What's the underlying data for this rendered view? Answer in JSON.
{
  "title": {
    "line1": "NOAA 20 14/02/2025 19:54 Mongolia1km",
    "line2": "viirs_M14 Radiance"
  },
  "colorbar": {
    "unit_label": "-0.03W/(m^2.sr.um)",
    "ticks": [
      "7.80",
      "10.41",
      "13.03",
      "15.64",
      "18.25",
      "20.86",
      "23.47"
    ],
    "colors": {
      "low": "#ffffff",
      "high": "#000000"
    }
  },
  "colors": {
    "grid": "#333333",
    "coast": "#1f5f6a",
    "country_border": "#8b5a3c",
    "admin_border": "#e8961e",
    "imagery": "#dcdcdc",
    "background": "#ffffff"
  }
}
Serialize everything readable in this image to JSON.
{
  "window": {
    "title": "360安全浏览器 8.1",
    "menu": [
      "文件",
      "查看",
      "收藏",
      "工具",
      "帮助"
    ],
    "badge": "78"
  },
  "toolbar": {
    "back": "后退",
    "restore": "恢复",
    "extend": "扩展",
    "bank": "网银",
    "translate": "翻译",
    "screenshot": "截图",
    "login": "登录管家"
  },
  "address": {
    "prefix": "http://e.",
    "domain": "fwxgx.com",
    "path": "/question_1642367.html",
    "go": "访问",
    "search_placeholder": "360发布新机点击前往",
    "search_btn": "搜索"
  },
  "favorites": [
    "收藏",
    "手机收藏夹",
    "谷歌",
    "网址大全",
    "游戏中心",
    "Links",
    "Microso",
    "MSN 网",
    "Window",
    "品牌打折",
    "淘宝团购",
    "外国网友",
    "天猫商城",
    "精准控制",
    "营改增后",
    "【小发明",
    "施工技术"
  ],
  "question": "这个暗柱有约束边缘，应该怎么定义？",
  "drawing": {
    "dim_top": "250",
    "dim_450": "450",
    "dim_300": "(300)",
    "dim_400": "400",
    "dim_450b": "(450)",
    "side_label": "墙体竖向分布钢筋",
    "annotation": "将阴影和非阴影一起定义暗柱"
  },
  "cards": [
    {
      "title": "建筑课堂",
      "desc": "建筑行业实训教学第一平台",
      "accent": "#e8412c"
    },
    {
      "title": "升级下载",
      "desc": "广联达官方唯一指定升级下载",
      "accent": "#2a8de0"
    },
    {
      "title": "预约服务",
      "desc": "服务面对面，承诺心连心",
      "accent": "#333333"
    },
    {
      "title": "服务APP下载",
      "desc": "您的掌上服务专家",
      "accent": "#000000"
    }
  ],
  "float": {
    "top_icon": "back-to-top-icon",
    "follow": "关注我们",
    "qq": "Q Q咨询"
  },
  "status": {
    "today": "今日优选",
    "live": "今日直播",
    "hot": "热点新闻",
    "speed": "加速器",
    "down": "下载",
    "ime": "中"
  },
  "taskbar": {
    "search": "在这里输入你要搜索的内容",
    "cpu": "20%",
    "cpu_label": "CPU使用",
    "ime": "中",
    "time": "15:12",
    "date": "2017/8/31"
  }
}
☆ ☆ ☆
What needs to be done
Leave out every line without the string "this" and copy the rest.

Response
What's the underlying data for this rendered view? Answer in JSON.
Serialize everything readable in this image to JSON.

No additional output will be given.